• Directions for this task:
Output all of the records exactly as written.

• Data in this exercise:
***

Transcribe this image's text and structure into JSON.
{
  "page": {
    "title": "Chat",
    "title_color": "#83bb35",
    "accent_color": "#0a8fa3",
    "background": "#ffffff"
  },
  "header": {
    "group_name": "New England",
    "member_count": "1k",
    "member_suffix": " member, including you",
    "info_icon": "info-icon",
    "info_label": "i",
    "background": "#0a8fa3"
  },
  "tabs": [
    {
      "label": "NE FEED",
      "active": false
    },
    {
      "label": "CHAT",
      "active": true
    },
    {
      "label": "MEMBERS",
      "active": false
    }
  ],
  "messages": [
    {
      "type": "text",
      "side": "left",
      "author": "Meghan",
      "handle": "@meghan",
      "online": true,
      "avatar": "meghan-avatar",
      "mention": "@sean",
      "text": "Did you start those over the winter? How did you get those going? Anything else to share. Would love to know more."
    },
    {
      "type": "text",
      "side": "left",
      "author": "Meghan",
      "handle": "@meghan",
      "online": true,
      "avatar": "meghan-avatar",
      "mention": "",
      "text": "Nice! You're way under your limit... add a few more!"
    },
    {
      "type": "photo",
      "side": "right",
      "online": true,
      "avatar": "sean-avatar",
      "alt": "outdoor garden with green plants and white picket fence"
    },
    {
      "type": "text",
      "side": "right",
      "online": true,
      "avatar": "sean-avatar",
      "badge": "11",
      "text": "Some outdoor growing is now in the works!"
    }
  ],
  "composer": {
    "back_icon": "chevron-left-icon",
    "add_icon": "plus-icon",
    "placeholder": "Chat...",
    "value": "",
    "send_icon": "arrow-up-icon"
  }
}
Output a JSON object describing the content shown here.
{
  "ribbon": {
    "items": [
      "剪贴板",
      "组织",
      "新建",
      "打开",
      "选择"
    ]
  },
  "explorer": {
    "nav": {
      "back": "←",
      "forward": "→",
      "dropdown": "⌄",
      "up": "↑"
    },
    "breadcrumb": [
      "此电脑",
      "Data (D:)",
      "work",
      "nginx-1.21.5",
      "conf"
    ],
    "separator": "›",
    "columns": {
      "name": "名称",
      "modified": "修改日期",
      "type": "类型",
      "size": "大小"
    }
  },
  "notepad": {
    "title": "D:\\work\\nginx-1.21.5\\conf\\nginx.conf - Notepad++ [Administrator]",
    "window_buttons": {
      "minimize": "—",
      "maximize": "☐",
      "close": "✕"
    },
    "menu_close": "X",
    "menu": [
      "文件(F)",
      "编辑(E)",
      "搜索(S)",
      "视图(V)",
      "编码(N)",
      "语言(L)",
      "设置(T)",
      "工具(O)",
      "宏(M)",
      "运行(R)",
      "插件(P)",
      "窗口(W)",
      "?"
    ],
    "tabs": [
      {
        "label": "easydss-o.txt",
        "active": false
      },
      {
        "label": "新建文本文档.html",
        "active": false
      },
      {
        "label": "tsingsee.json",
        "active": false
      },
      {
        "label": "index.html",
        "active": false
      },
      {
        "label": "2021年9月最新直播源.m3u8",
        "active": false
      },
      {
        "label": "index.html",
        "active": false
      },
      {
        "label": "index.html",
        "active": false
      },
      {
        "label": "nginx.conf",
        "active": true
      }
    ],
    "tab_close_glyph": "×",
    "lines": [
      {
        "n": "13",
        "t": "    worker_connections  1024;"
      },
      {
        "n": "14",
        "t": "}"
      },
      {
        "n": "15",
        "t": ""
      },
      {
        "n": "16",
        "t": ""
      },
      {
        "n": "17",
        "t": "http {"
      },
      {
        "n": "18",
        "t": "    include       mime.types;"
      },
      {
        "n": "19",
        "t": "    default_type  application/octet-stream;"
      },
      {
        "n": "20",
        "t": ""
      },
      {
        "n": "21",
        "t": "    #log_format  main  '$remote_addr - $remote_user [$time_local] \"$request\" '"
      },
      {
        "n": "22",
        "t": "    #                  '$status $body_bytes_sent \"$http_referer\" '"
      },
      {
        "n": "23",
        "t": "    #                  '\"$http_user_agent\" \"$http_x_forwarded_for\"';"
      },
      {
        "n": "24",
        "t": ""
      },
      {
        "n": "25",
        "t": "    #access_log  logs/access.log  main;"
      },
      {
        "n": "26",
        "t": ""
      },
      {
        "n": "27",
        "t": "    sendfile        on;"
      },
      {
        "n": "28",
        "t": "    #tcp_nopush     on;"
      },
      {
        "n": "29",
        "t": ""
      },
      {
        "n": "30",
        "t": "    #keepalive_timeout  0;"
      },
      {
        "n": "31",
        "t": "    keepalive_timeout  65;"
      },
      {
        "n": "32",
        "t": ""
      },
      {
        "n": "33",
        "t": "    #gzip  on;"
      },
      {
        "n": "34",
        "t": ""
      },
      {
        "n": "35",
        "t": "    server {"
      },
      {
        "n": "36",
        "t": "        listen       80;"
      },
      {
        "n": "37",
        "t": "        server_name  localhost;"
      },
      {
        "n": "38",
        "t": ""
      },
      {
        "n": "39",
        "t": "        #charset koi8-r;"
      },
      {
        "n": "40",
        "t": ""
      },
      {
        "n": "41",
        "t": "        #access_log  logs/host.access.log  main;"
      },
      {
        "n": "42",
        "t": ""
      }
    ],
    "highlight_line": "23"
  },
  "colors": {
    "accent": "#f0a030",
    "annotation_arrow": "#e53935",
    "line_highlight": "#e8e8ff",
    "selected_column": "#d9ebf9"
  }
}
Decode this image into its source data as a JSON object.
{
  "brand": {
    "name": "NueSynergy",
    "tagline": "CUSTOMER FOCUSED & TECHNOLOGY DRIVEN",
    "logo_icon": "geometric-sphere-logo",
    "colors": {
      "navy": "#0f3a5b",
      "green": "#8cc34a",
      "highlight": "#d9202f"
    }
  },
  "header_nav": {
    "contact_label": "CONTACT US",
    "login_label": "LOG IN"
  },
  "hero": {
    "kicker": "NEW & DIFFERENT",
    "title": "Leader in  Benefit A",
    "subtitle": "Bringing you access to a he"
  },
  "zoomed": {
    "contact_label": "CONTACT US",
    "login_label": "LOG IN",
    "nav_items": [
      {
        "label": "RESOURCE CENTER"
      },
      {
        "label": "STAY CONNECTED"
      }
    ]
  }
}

***

• The response:
Transcribe this image's text and structure into JSON.
{
  "page": {
    "title": "Chat",
    "title_color": "#83bb35",
    "accent_color": "#0a8fa3",
    "background": "#ffffff"
  },
  "header": {
    "group_name": "New England",
    "member_count": "1k",
    "member_suffix": " member, including you",
    "info_icon": "info-icon",
    "info_label": "i",
    "background": "#0a8fa3"
  },
  "tabs": [
    {
      "label": "NE FEED",
      "active": false
    },
    {
      "label": "CHAT",
      "active": true
    },
    {
      "label": "MEMBERS",
      "active": false
    }
  ],
  "messages": [
    {
      "type": "text",
      "side": "left",
      "author": "Meghan",
      "handle": "@meghan",
      "online": true,
      "avatar": "meghan-avatar",
      "mention": "@sean",
      "text": "Did you start those over the winter? How did you get those going? Anything else to share. Would love to know more."
    },
    {
      "type": "text",
      "side": "left",
      "author": "Meghan",
      "handle": "@meghan",
      "online": true,
      "avatar": "meghan-avatar",
      "mention": "",
      "text": "Nice! You're way under your limit... add a few more!"
    },
    {
      "type": "photo",
      "side": "right",
      "online": true,
      "avatar": "sean-avatar",
      "alt": "outdoor garden with green plants and white picket fence"
    },
    {
      "type": "text",
      "side": "right",
      "online": true,
      "avatar": "sean-avatar",
      "badge": "11",
      "text": "Some outdoor growing is now in the works!"
    }
  ],
  "composer": {
    "back_icon": "chevron-left-icon",
    "add_icon": "plus-icon",
    "placeholder": "Chat...",
    "value": "",
    "send_icon": "arrow-up-icon"
  }
}
Output a JSON object describing the content shown here.
{
  "ribbon": {
    "items": [
      "剪贴板",
      "组织",
      "新建",
      "打开",
      "选择"
    ]
  },
  "explorer": {
    "nav": {
      "back": "←",
      "forward": "→",
      "dropdown": "⌄",
      "up": "↑"
    },
    "breadcrumb": [
      "此电脑",
      "Data (D:)",
      "work",
      "nginx-1.21.5",
      "conf"
    ],
    "separator": "›",
    "columns": {
      "name": "名称",
      "modified": "修改日期",
      "type": "类型",
      "size": "大小"
    }
  },
  "notepad": {
    "title": "D:\\work\\nginx-1.21.5\\conf\\nginx.conf - Notepad++ [Administrator]",
    "window_buttons": {
      "minimize": "—",
      "maximize": "☐",
      "close": "✕"
    },
    "menu_close": "X",
    "menu": [
      "文件(F)",
      "编辑(E)",
      "搜索(S)",
      "视图(V)",
      "编码(N)",
      "语言(L)",
      "设置(T)",
      "工具(O)",
      "宏(M)",
      "运行(R)",
      "插件(P)",
      "窗口(W)",
      "?"
    ],
    "tabs": [
      {
        "label": "easydss-o.txt",
        "active": false
      },
      {
        "label": "新建文本文档.html",
        "active": false
      },
      {
        "label": "tsingsee.json",
        "active": false
      },
      {
        "label": "index.html",
        "active": false
      },
      {
        "label": "2021年9月最新直播源.m3u8",
        "active": false
      },
      {
        "label": "index.html",
        "active": false
      },
      {
        "label": "index.html",
        "active": false
      },
      {
        "label": "nginx.conf",
        "active": true
      }
    ],
    "tab_close_glyph": "×",
    "lines": [
      {
        "n": "13",
        "t": "    worker_connections  1024;"
      },
      {
        "n": "14",
        "t": "}"
      },
      {
        "n": "15",
        "t": ""
      },
      {
        "n": "16",
        "t": ""
      },
      {
        "n": "17",
        "t": "http {"
      },
      {
        "n": "18",
        "t": "    include       mime.types;"
      },
      {
        "n": "19",
        "t": "    default_type  application/octet-stream;"
      },
      {
        "n": "20",
        "t": ""
      },
      {
        "n": "21",
        "t": "    #log_format  main  '$remote_addr - $remote_user [$time_local] \"$request\" '"
      },
      {
        "n": "22",
        "t": "    #                  '$status $body_bytes_sent \"$http_referer\" '"
      },
      {
        "n": "23",
        "t": "    #                  '\"$http_user_agent\" \"$http_x_forwarded_for\"';"
      },
      {
        "n": "24",
        "t": ""
      },
      {
        "n": "25",
        "t": "    #access_log  logs/access.log  main;"
      },
      {
        "n": "26",
        "t": ""
      },
      {
        "n": "27",
        "t": "    sendfile        on;"
      },
      {
        "n": "28",
        "t": "    #tcp_nopush     on;"
      },
      {
        "n": "29",
        "t": ""
      },
      {
        "n": "30",
        "t": "    #keepalive_timeout  0;"
      },
      {
        "n": "31",
        "t": "    keepalive_timeout  65;"
      },
      {
        "n": "32",
        "t": ""
      },
      {
        "n": "33",
        "t": "    #gzip  on;"
      },
      {
        "n": "34",
        "t": ""
      },
      {
        "n": "35",
        "t": "    server {"
      },
      {
        "n": "36",
        "t": "        listen       80;"
      },
      {
        "n": "37",
        "t": "        server_name  localhost;"
      },
      {
        "n": "38",
        "t": ""
      },
      {
        "n": "39",
        "t": "        #charset koi8-r;"
      },
      {
        "n": "40",
        "t": ""
      },
      {
        "n": "41",
        "t": "        #access_log  logs/host.access.log  main;"
      },
      {
        "n": "42",
        "t": ""
      }
    ],
    "highlight_line": "23"
  },
  "colors": {
    "accent": "#f0a030",
    "annotation_arrow": "#e53935",
    "line_highlight": "#e8e8ff",
    "selected_column": "#d9ebf9"
  }
}
Decode this image into its source data as a JSON object.
{
  "brand": {
    "name": "NueSynergy",
    "tagline": "CUSTOMER FOCUSED & TECHNOLOGY DRIVEN",
    "logo_icon": "geometric-sphere-logo",
    "colors": {
      "navy": "#0f3a5b",
      "green": "#8cc34a",
      "highlight": "#d9202f"
    }
  },
  "header_nav": {
    "contact_label": "CONTACT US",
    "login_label": "LOG IN"
  },
  "hero": {
    "kicker": "NEW & DIFFERENT",
    "title": "Leader in  Benefit A",
    "subtitle": "Bringing you access to a he"
  },
  "zoomed": {
    "contact_label": "CONTACT US",
    "login_label": "LOG IN",
    "nav_items": [
      {
        "label": "RESOURCE CENTER"
      },
      {
        "label": "STAY CONNECTED"
      }
    ]
  }
}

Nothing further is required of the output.